■ **EXERCISE OBJECTIVE**
In the text on tides for swimmers, copy word for word the stretch from "However, why isn’t" through "this simpler-to-read one?".

Tides For Swimmers, Part 2 – Local Effects

Part 1 – Theory

So, why a different post for what we can call the observed local effects?

Well, depending where you are in the world, this may not be needed. There are some places where the observed local effects match those predicted by theory.

However, why isn’t that the case for everywhere?

Simply, the oceans aren’t uniformly shaped basins. They have obviously irregularly shaped coasts, and differing sizes and depths, all of which interfere with the tidal wave. Gravitational effects (lunar and solar) cause waves. But inertia and drag also interfere with the tides.

This is a map of global tides. We need to look at the Global situation to understand the local situation.

world tidal constituent

Whoa there.

Okay, how about this simpler-to-read one?

global tides

All right, that second one’s a bit easier to read. Forget everything else and have a look at the Atlantic. Notice there is a node, a black point, in the centre of the North Atlantic, south of Greenland, east of Newfoundland, from which lines radiate out?

That’s the Atlantic Amphidromic Point.

This means it’s the point in the Atlantic where the tidal range is zero, i.e. it has no tide, it’s all at the same tide height. The tides radiate out and away from that.

The further you go the greater the tidal range.

Each of those lines reaching indicate different tide heights. The further away from the amphidromic point the greater the tide height. Each of those lines also has a number associated which is the (very) approximate tide range.

Now go back to the coloured chart. See how one you get up to Europe the tidal range (colour) gets higher (a deeper colour)? Compare the difference between California (and the Catalina Channel) and the Atlantic Isles and the English Channel.

Now lets back up again. Imagine the Atlantic is a rectangular basin. You pick it up sloosh the water from on side to another. Assuming you are not spilling it out, and keep it moving, there’s a point somewhere toward the middle where the water is hardly moving up and down, just backwards and forwards. The water at the ends though will pile up against the basin for the “high tide”.

Now also think of the moving water. All the water doesn’t move at the same time and most of the water from either side will never get to the other side. So this affects the locality of the tide even within the basin.

Now imagine swishing the water and trying to add a circular motion. It gets more complicated.

This also then applies on a global scale. The tidal wave doesn’t all go from A to Z and back to Z every 12 hours. A to Z is a long way with lots of intermediate points. So lets the water from A goes to C, the water from B goes to D etc. Or better yet. The water from Kerry makes it to West Cork, the water from West Cork makes it to Cork, the water from Cork makes it to Youghal etc. So that means each area’s tide is at a different time, as you already know.

So that’s the whole Atlantic situation: Here’s an animation of the simple and complex (real) models.

Imagine this applying to Ireland. Think of that tide coming towards Ireland. It’s coming from west. So imagine it arriving as a single wavefront. Some flowing into the west coast, some flowing up around Donegal, across the north coast, some flowing across the south coast, around Carnsore Point and up the east coast.

Ok, the tide wave doesn’t cover all the area. As said previously it’s actually water moving back and away from the originating point. And then what? See it?

■ **PROVIDED RECORDS**

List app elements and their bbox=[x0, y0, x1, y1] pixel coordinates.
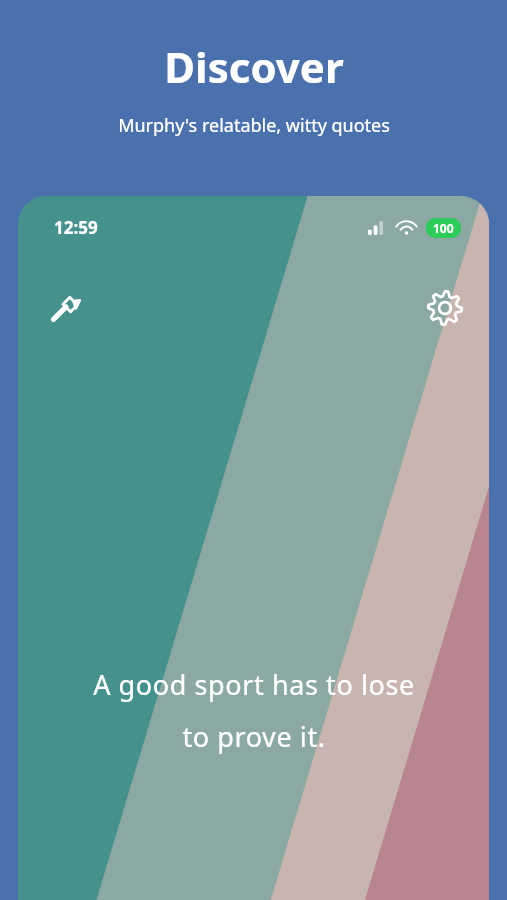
button[interactable]: A good sport has to lose to prove it. bbox=[46, 666, 461, 755]
staticText: Murphy's relatable, witty quotes bbox=[118, 113, 390, 138]
staticText: Discover bbox=[164, 38, 344, 95]
staticText: 100 bbox=[433, 220, 454, 236]
staticText: 12:59 bbox=[54, 216, 98, 239]
staticText: A good sport has to lose to prove it. bbox=[93, 666, 415, 755]
button[interactable]: Settings bbox=[417, 280, 473, 336]
button[interactable]: Change theme bbox=[38, 280, 94, 336]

■ **REPLY**
However, why isn’t that the case for everywhere?

Simply, the oceans aren’t uniformly shaped basins. They have obviously irregularly shaped coasts, and differing sizes and depths, all of which interfere with the tidal wave. Gravitational effects (lunar and solar) cause waves. But inertia and drag also interfere with the tides.

This is a map of global tides. We need to look at the Global situation to understand the local situation.

world tidal constituent

Whoa there.

Okay, how about this simpler-to-read one?